● **Assignment**
Print out each entry without alteration, and keep the pictures out.

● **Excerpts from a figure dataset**
┄┄┄┄┄┄┄┄┄┄┄┄┄┄┄┄┄┄┄┄

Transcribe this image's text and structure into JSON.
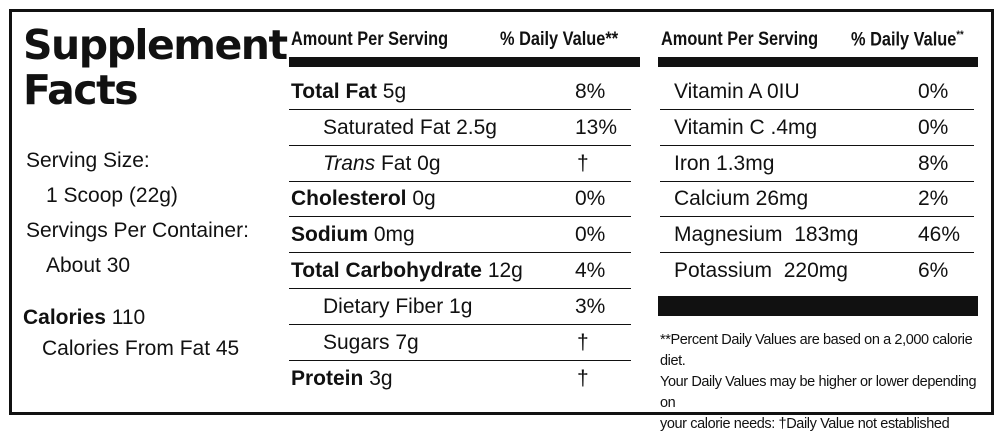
{
  "panel": {
    "title_line1": "Supplement",
    "title_line2": "Facts",
    "serving_size_label": "Serving Size:",
    "serving_size_value": "1 Scoop (22g)",
    "servings_label": "Servings Per Container:",
    "servings_value": "About 30",
    "calories_label": "Calories",
    "calories_value": "110",
    "calories_fat": "Calories From Fat 45"
  },
  "middle": {
    "header_amount": "Amount Per Serving",
    "header_dv": "% Daily Value**",
    "rows": [
      {
        "name": "Total Fat",
        "amount": "5g",
        "dv": "8%"
      },
      {
        "name": "Saturated Fat 2.5g",
        "amount": "",
        "dv": "13%"
      },
      {
        "name": "Trans",
        "amount": "Fat 0g",
        "dv": "†"
      },
      {
        "name": "Cholesterol",
        "amount": "0g",
        "dv": "0%"
      },
      {
        "name": "Sodium",
        "amount": "0mg",
        "dv": "0%"
      },
      {
        "name": "Total Carbohydrate",
        "amount": "12g",
        "dv": "4%"
      },
      {
        "name": "Dietary Fiber 1g",
        "amount": "",
        "dv": "3%"
      },
      {
        "name": "Sugars 7g",
        "amount": "",
        "dv": "†"
      },
      {
        "name": "Protein",
        "amount": "3g",
        "dv": "†"
      }
    ]
  },
  "right": {
    "header_amount": "Amount Per Serving",
    "header_dv": "% Daily Value",
    "header_dv_mark": "**",
    "rows": [
      {
        "name": "Vitamin A 0IU",
        "dv": "0%"
      },
      {
        "name": "Vitamin C .4mg",
        "dv": "0%"
      },
      {
        "name": "Iron 1.3mg",
        "dv": "8%"
      },
      {
        "name": "Calcium 26mg",
        "dv": "2%"
      },
      {
        "name": "Magnesium  183mg",
        "dv": "46%"
      },
      {
        "name": "Potassium  220mg",
        "dv": "6%"
      }
    ],
    "footnote_line1": "**Percent Daily Values are based on a 2,000 calorie diet.",
    "footnote_line2": "Your Daily Values may be higher or lower depending on",
    "footnote_line3": "your calorie needs:  †Daily Value not established"
  }
}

┄┄┄┄┄┄┄┄┄┄┄┄┄┄┄┄┄┄┄┄

● **Written answer**
Transcribe this image's text and structure into JSON.
{
  "panel": {
    "title_line1": "Supplement",
    "title_line2": "Facts",
    "serving_size_label": "Serving Size:",
    "serving_size_value": "1 Scoop (22g)",
    "servings_label": "Servings Per Container:",
    "servings_value": "About 30",
    "calories_label": "Calories",
    "calories_value": "110",
    "calories_fat": "Calories From Fat 45"
  },
  "middle": {
    "header_amount": "Amount Per Serving",
    "header_dv": "% Daily Value**",
    "rows": [
      {
        "name": "Total Fat",
        "amount": "5g",
        "dv": "8%"
      },
      {
        "name": "Saturated Fat 2.5g",
        "amount": "",
        "dv": "13%"
      },
      {
        "name": "Trans",
        "amount": "Fat 0g",
        "dv": "†"
      },
      {
        "name": "Cholesterol",
        "amount": "0g",
        "dv": "0%"
      },
      {
        "name": "Sodium",
        "amount": "0mg",
        "dv": "0%"
      },
      {
        "name": "Total Carbohydrate",
        "amount": "12g",
        "dv": "4%"
      },
      {
        "name": "Dietary Fiber 1g",
        "amount": "",
        "dv": "3%"
      },
      {
        "name": "Sugars 7g",
        "amount": "",
        "dv": "†"
      },
      {
        "name": "Protein",
        "amount": "3g",
        "dv": "†"
      }
    ]
  },
  "right": {
    "header_amount": "Amount Per Serving",
    "header_dv": "% Daily Value",
    "header_dv_mark": "**",
    "rows": [
      {
        "name": "Vitamin A 0IU",
        "dv": "0%"
      },
      {
        "name": "Vitamin C .4mg",
        "dv": "0%"
      },
      {
        "name": "Iron 1.3mg",
        "dv": "8%"
      },
      {
        "name": "Calcium 26mg",
        "dv": "2%"
      },
      {
        "name": "Magnesium  183mg",
        "dv": "46%"
      },
      {
        "name": "Potassium  220mg",
        "dv": "6%"
      }
    ],
    "footnote_line1": "**Percent Daily Values are based on a 2,000 calorie diet.",
    "footnote_line2": "Your Daily Values may be higher or lower depending on",
    "footnote_line3": "your calorie needs:  †Daily Value not established"
  }
}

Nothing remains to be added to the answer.